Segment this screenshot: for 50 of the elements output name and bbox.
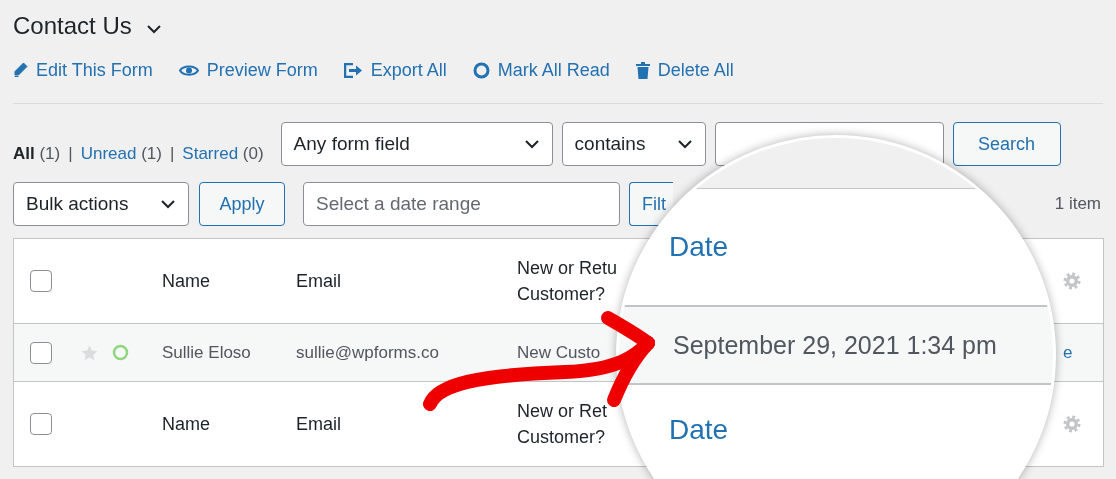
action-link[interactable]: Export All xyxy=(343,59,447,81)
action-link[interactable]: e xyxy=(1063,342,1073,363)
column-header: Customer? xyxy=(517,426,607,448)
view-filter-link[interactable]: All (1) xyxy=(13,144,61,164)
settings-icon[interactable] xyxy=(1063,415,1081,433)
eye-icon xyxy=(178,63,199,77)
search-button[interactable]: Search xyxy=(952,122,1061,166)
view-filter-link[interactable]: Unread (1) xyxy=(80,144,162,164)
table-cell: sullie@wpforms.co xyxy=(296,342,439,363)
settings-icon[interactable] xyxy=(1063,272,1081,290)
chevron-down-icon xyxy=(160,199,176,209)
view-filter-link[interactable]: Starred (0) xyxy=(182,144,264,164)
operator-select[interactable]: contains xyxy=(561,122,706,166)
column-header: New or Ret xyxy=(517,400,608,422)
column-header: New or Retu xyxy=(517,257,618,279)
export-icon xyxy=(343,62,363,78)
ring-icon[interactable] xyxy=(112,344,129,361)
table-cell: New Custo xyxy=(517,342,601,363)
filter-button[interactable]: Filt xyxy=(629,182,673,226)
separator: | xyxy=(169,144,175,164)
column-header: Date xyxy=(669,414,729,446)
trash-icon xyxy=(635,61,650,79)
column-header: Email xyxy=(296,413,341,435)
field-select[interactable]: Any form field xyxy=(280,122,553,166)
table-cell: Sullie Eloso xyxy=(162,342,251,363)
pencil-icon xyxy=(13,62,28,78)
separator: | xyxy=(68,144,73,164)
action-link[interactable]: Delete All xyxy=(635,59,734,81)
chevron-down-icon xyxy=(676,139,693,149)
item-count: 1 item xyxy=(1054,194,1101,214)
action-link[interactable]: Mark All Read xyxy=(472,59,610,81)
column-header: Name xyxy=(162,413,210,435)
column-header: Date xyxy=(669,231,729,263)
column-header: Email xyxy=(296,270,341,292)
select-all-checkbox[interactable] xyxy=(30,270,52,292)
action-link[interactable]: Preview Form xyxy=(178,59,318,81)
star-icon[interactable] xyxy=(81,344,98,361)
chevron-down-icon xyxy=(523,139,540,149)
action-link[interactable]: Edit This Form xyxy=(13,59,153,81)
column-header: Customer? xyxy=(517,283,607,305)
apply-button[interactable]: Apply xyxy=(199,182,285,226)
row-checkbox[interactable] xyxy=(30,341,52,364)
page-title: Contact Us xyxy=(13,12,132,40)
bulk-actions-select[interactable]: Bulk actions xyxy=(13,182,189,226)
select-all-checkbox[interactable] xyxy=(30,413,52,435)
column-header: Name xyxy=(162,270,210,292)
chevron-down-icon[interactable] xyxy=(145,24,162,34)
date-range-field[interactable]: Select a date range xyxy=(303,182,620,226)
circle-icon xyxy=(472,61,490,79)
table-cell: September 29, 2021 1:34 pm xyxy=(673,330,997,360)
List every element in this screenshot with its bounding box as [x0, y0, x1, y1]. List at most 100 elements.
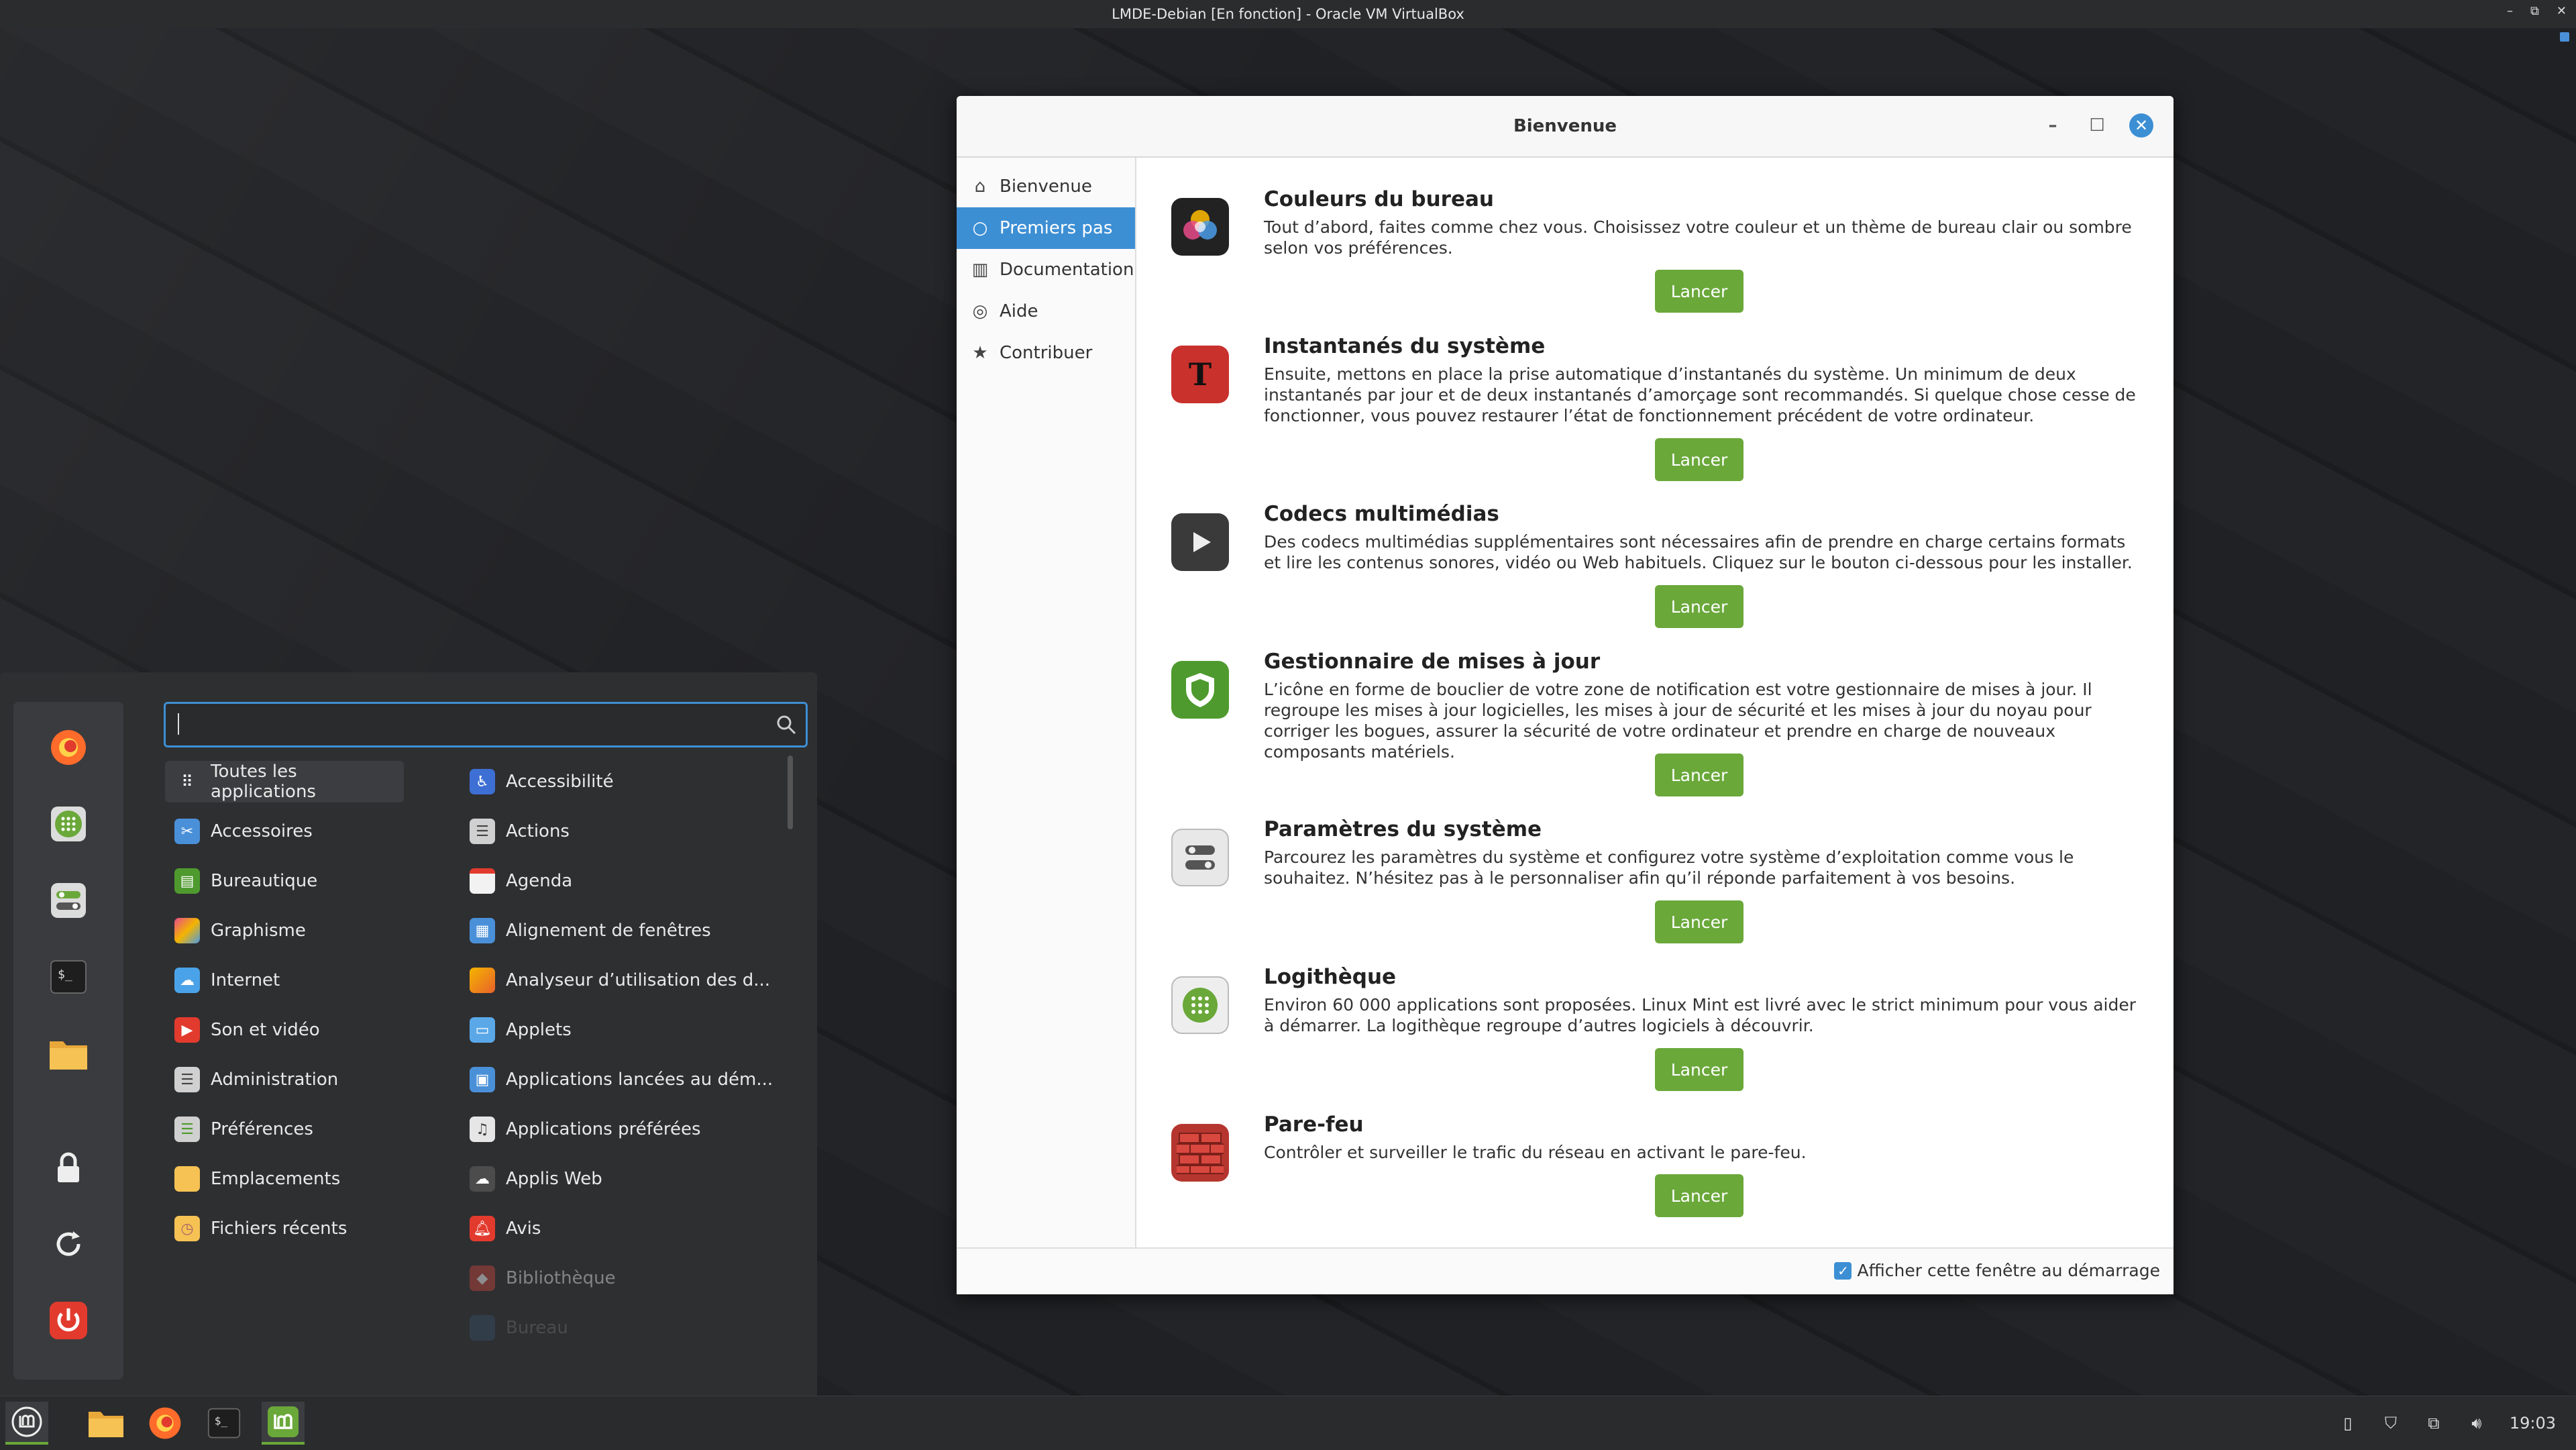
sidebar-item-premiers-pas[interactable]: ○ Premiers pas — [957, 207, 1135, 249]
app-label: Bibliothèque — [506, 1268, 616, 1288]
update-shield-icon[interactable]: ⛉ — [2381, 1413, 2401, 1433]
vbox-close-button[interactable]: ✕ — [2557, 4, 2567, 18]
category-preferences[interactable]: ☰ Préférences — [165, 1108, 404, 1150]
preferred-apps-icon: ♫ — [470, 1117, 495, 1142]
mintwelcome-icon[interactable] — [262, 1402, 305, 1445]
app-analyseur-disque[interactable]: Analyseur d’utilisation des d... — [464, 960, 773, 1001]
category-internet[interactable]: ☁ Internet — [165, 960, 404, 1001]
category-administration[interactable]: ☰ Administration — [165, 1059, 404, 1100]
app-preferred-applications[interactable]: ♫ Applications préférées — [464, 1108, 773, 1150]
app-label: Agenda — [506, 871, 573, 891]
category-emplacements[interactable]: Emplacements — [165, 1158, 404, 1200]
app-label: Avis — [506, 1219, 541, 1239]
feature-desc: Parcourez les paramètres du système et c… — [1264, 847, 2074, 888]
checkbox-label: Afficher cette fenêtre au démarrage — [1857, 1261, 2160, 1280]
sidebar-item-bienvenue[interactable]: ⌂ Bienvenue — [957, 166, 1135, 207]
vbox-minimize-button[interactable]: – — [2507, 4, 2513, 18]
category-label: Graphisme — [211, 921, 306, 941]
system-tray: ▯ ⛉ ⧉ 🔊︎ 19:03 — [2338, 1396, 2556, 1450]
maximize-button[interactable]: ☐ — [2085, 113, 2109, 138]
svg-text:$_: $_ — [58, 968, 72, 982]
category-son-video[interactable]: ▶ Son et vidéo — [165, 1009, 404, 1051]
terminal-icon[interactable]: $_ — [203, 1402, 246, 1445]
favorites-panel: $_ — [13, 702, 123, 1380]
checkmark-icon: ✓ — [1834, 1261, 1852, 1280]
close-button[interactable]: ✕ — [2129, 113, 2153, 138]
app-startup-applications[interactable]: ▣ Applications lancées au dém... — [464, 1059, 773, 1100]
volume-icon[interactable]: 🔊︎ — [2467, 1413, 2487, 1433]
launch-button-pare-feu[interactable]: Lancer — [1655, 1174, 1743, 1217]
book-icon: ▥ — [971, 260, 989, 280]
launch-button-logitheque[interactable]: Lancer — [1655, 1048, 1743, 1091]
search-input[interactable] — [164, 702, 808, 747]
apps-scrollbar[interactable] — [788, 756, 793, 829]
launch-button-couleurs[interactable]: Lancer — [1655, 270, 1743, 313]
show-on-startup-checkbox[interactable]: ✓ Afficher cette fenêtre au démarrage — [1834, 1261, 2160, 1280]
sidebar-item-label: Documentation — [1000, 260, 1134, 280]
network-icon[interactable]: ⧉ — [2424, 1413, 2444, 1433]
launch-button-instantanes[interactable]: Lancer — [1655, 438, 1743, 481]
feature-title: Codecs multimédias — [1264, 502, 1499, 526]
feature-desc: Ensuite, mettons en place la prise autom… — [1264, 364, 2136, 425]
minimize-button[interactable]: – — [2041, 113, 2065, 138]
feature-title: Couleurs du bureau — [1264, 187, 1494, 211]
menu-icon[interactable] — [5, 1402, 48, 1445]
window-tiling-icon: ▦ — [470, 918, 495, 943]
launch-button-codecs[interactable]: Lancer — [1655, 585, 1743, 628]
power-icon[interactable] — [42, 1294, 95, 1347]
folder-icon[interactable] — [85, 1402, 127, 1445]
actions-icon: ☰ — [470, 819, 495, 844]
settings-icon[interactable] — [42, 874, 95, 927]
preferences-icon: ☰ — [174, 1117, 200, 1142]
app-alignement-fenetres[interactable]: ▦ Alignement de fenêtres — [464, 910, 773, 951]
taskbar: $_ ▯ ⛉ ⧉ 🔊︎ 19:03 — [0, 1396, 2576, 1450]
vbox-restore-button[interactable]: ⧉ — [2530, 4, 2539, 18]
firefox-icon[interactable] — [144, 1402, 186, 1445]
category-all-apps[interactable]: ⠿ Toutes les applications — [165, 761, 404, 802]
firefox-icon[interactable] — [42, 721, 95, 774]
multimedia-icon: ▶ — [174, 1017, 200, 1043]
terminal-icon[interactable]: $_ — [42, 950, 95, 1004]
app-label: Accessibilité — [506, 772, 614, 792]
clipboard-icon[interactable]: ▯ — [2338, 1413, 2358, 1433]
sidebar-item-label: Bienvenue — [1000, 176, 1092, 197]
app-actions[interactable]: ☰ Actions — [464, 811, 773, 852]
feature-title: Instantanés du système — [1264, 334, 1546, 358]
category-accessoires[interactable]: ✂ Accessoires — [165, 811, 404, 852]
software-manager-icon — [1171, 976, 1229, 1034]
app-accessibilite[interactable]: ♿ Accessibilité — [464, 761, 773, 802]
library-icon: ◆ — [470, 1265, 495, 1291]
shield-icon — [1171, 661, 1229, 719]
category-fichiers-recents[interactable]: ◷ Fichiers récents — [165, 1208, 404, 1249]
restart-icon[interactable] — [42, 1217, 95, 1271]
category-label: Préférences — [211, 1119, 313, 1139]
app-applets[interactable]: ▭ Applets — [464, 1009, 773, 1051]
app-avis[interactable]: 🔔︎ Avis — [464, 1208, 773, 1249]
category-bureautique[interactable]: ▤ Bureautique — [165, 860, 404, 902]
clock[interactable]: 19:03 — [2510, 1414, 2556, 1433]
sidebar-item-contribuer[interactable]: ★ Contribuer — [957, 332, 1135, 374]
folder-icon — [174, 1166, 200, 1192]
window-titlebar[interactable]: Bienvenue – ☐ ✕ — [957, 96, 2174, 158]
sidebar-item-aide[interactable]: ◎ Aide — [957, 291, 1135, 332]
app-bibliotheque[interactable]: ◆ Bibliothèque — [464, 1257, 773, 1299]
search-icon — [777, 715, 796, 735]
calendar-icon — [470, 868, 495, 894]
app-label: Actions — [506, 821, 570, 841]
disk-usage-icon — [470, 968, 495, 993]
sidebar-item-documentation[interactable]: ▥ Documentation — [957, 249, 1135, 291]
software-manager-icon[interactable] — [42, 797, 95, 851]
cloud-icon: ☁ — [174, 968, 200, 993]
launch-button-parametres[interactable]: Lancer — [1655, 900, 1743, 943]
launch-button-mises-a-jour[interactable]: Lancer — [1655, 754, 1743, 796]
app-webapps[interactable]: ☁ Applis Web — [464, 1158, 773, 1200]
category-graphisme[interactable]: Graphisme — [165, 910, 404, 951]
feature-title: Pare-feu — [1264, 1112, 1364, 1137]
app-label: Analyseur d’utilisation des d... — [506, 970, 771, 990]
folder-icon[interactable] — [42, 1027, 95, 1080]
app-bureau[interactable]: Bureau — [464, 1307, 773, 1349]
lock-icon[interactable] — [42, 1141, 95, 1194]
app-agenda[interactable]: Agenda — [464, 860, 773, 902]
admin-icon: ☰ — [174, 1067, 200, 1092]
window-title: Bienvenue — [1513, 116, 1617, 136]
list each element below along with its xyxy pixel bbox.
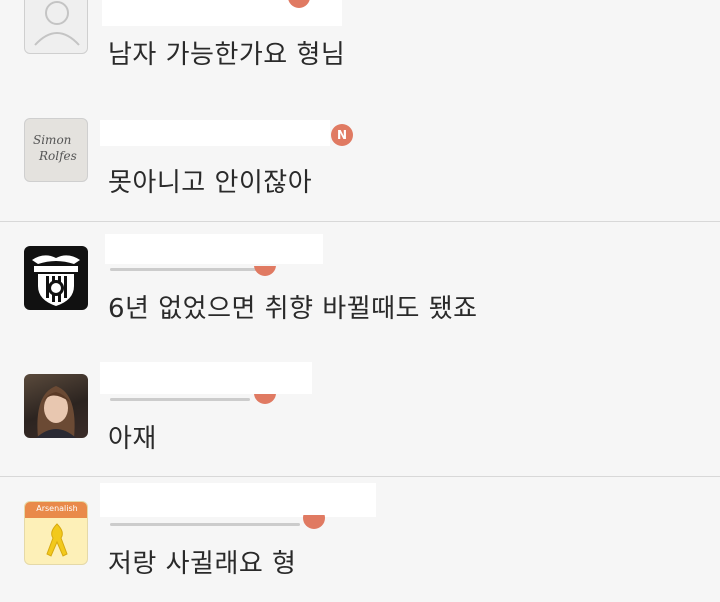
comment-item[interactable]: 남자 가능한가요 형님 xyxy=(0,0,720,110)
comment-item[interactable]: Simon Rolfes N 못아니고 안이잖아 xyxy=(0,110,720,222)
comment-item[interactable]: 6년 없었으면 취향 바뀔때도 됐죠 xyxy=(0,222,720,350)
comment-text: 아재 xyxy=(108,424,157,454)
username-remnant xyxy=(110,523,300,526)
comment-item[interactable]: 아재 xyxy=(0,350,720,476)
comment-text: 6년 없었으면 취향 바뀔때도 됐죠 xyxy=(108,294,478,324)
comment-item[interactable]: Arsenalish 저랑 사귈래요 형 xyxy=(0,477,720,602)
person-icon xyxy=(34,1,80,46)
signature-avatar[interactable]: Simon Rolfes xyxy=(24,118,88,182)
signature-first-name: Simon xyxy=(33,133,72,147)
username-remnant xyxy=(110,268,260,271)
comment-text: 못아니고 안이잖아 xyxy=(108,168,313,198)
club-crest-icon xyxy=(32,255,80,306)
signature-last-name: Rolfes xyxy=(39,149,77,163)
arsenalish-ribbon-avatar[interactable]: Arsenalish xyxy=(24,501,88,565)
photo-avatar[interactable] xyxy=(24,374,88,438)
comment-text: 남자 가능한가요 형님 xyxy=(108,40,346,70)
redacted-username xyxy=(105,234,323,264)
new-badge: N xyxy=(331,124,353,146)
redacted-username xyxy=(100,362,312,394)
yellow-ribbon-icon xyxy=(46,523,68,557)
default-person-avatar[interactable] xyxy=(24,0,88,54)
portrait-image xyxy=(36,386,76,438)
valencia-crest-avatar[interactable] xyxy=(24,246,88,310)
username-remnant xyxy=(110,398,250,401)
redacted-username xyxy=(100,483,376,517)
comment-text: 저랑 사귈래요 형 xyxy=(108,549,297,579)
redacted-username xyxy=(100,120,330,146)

○ ○ ○

**Stated exercise:**
Copy the lines from the one containing "action-link[interactable]: Export All" through the one containing "filter-button[interactable]: Filt xyxy=(629,182,673,226)", substituting "gear-icon" for "settings-icon" and changing nothing else.

**Task result:**
action-link[interactable]: Export All xyxy=(343,59,447,81)
action-link[interactable]: e xyxy=(1063,342,1073,363)
column-header: Customer? xyxy=(517,426,607,448)
view-filter-link[interactable]: All (1) xyxy=(13,144,61,164)
gear-icon[interactable] xyxy=(1063,415,1081,433)
eye-icon xyxy=(178,63,199,77)
search-button[interactable]: Search xyxy=(952,122,1061,166)
view-filter-link[interactable]: Unread (1) xyxy=(80,144,162,164)
table-cell: sullie@wpforms.co xyxy=(296,342,439,363)
gear-icon[interactable] xyxy=(1063,272,1081,290)
chevron-down-icon xyxy=(160,199,176,209)
view-filter-link[interactable]: Starred (0) xyxy=(182,144,264,164)
operator-select[interactable]: contains xyxy=(561,122,706,166)
column-header: New or Ret xyxy=(517,400,608,422)
column-header: New or Retu xyxy=(517,257,618,279)
export-icon xyxy=(343,62,363,78)
ring-icon[interactable] xyxy=(112,344,129,361)
table-cell: New Custo xyxy=(517,342,601,363)
filter-button[interactable]: Filt xyxy=(629,182,673,226)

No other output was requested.